_EXERCISE BRIEF_
Pull every line containing "Tuned" from the entries.

_Dataset listings of figures_
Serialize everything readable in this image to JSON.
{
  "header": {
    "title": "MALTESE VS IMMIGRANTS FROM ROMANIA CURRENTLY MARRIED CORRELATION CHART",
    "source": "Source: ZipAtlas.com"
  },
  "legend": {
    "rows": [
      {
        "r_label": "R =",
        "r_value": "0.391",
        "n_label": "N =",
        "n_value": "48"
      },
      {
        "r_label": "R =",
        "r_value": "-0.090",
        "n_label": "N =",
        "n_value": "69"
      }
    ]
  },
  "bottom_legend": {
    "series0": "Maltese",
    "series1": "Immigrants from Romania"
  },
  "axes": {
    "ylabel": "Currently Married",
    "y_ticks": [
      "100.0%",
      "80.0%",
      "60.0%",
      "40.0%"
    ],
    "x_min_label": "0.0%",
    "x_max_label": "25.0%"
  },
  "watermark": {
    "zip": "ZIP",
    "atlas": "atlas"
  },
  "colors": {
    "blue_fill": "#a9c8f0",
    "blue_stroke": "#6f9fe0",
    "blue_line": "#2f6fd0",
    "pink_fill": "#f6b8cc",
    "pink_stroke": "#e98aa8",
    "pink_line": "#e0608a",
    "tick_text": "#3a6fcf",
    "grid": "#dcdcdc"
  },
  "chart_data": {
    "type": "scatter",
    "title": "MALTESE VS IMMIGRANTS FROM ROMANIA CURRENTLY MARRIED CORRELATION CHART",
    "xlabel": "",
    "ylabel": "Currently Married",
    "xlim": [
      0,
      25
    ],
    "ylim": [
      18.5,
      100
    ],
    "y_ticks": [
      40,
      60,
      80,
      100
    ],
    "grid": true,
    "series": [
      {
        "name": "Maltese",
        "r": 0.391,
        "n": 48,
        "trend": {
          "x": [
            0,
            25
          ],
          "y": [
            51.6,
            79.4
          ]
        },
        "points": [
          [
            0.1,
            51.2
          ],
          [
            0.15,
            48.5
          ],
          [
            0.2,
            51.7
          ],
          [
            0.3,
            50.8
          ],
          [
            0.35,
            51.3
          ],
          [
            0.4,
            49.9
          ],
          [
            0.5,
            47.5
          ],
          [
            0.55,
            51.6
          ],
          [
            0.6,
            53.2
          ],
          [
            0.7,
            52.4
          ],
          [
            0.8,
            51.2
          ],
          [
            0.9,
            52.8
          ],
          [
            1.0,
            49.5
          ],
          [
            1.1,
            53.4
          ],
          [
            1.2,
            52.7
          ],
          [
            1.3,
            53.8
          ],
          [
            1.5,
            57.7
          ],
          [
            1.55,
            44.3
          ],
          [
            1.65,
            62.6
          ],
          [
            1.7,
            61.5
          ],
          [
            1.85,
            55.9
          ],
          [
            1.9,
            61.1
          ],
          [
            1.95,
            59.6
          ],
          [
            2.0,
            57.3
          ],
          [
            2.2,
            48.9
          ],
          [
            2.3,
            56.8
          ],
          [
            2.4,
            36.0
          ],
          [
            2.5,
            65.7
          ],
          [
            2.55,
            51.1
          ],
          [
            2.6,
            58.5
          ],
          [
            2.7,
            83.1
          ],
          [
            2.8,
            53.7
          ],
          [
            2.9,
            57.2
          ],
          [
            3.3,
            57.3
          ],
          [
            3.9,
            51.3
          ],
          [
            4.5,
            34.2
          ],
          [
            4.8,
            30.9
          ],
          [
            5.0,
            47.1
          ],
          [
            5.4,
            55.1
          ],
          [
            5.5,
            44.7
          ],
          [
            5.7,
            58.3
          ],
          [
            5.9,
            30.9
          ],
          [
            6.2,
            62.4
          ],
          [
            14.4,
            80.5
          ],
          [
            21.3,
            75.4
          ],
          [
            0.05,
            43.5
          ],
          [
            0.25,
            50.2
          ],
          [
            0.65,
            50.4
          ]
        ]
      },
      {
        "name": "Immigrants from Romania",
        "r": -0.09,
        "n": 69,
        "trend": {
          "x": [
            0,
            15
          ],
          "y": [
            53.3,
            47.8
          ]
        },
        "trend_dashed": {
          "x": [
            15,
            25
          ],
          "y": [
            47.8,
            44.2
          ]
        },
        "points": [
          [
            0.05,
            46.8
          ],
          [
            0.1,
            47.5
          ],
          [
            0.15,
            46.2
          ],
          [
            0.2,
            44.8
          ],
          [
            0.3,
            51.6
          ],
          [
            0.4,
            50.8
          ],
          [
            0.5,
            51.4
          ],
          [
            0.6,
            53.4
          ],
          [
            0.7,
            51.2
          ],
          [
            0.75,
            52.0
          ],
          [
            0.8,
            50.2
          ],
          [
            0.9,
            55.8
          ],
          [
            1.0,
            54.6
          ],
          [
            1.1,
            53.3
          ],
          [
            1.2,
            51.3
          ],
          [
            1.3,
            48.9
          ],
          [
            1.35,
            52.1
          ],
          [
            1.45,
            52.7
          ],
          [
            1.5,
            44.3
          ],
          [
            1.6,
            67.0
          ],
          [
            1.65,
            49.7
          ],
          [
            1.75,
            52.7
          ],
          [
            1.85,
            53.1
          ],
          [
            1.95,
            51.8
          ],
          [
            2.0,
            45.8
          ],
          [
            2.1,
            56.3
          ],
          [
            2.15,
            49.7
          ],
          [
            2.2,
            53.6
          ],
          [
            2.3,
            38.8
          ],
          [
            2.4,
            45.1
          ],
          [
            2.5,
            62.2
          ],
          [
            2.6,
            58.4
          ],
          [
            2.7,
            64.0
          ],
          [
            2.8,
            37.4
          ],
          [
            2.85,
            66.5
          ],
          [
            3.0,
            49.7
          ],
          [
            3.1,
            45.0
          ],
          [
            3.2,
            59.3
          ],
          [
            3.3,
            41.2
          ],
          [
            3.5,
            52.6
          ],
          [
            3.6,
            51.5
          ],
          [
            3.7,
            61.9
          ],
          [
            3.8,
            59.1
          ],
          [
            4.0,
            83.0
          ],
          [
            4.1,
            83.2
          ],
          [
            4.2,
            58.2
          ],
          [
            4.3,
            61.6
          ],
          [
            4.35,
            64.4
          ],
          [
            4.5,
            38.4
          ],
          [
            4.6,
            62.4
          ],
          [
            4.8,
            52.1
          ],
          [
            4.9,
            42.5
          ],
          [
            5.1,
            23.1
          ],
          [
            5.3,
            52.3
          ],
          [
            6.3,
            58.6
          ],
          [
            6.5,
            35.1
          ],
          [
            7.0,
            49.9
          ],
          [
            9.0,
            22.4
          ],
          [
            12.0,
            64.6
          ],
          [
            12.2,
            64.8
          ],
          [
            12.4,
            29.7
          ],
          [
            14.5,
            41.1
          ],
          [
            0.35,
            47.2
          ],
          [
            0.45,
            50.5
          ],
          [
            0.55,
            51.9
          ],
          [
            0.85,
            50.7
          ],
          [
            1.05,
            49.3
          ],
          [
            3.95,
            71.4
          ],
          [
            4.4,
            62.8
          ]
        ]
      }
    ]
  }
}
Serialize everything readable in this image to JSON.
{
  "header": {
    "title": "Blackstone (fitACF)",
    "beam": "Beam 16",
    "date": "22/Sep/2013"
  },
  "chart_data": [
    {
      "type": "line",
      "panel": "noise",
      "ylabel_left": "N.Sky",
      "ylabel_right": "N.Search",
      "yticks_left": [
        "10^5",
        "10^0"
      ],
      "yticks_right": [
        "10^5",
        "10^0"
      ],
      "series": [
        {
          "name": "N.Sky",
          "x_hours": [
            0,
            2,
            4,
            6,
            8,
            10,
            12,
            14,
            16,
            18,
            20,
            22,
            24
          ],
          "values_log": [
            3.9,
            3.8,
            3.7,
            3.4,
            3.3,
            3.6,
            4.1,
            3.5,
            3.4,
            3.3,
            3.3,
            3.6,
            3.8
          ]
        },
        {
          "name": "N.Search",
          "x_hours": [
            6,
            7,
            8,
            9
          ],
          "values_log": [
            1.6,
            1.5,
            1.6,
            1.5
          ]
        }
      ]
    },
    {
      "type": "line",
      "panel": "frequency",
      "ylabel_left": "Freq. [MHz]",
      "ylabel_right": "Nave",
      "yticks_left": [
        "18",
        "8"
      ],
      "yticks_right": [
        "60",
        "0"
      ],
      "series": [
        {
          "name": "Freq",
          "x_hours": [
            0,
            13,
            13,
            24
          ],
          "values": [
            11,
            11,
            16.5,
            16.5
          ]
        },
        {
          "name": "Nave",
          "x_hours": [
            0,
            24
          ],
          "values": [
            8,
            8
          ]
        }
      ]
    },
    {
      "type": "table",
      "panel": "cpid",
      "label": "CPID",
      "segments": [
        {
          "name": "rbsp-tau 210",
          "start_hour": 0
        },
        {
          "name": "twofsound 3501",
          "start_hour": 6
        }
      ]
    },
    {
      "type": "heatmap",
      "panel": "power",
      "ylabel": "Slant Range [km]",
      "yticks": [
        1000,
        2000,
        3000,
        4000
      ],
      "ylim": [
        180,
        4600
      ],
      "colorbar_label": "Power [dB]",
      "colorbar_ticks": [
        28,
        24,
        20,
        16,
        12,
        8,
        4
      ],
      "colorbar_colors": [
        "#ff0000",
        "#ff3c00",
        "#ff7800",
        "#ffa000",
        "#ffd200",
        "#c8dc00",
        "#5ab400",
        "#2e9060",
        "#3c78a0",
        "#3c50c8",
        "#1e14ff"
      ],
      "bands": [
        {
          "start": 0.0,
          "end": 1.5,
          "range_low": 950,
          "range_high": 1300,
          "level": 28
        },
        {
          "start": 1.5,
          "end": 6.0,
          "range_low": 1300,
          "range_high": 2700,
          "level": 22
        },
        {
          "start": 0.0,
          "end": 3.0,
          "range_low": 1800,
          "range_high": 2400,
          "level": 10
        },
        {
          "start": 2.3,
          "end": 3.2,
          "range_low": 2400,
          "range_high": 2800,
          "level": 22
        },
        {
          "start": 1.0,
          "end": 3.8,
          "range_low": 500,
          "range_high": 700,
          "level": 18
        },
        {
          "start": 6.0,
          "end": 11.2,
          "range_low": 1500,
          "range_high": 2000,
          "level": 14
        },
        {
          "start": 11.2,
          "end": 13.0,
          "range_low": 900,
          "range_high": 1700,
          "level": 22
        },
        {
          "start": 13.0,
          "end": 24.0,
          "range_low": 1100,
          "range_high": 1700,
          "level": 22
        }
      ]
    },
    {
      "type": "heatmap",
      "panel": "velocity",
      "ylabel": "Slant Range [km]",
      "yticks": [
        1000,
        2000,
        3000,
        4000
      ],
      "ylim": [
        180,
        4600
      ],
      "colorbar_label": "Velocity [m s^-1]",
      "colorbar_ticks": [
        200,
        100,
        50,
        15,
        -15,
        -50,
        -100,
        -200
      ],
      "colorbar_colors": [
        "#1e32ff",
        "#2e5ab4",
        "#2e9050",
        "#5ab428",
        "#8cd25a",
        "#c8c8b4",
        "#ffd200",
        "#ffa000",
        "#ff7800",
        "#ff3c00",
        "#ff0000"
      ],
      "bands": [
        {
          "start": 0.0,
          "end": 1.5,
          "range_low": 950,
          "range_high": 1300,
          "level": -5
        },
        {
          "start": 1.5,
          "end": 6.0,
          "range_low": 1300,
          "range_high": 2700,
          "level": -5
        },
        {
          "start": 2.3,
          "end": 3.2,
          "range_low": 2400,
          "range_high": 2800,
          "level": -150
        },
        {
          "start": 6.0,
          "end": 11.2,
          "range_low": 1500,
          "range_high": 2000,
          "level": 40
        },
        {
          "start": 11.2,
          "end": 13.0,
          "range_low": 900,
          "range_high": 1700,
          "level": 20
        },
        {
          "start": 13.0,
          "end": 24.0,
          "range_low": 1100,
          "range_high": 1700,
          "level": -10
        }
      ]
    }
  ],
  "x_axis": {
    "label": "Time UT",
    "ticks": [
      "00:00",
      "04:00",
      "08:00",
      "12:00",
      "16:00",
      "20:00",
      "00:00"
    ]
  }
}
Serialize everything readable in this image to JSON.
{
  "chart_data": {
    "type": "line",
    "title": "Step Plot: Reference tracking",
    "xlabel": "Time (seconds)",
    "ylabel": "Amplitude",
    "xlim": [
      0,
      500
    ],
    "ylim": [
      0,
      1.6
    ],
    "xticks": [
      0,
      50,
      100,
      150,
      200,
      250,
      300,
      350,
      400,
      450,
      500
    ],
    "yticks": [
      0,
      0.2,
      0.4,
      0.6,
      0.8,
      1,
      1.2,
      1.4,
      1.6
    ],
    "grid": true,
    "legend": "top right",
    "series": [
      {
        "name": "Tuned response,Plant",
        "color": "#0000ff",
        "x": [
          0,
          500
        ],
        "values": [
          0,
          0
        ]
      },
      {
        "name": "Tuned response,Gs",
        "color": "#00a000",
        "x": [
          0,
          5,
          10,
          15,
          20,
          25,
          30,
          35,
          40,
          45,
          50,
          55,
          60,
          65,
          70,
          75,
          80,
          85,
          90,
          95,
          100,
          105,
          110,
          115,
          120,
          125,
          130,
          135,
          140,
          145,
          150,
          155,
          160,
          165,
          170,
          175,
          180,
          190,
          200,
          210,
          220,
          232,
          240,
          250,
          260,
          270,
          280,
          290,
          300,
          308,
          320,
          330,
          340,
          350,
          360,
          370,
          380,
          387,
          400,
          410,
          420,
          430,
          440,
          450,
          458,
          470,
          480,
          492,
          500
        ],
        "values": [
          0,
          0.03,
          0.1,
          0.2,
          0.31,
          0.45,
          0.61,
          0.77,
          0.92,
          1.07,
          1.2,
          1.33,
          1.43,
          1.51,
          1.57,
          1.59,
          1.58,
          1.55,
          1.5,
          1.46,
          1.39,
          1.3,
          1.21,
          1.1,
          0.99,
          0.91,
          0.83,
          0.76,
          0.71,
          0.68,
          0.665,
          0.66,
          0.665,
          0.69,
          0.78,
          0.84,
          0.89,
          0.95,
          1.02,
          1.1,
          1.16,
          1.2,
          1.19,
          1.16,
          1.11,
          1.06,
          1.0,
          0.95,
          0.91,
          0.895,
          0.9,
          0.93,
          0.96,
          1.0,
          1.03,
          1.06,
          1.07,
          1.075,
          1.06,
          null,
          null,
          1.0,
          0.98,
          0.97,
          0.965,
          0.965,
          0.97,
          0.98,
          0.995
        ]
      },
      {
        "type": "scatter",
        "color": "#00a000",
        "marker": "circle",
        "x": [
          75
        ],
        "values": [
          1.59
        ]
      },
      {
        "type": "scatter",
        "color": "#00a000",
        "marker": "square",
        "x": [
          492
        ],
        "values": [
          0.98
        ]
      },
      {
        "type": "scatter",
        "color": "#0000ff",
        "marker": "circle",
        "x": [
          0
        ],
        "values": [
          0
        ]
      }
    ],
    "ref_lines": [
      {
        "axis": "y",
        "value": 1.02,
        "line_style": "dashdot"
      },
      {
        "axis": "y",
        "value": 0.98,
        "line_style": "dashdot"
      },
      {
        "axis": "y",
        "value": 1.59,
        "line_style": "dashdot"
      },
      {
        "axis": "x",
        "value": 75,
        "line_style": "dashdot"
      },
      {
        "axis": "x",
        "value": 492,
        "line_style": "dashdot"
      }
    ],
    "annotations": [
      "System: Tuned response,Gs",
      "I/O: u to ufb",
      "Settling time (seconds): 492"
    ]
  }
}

_EXPECTED OUTPUT_
        "name": "Tuned response,Plant",
        "name": "Tuned response,Gs",
      "System: Tuned response,Gs",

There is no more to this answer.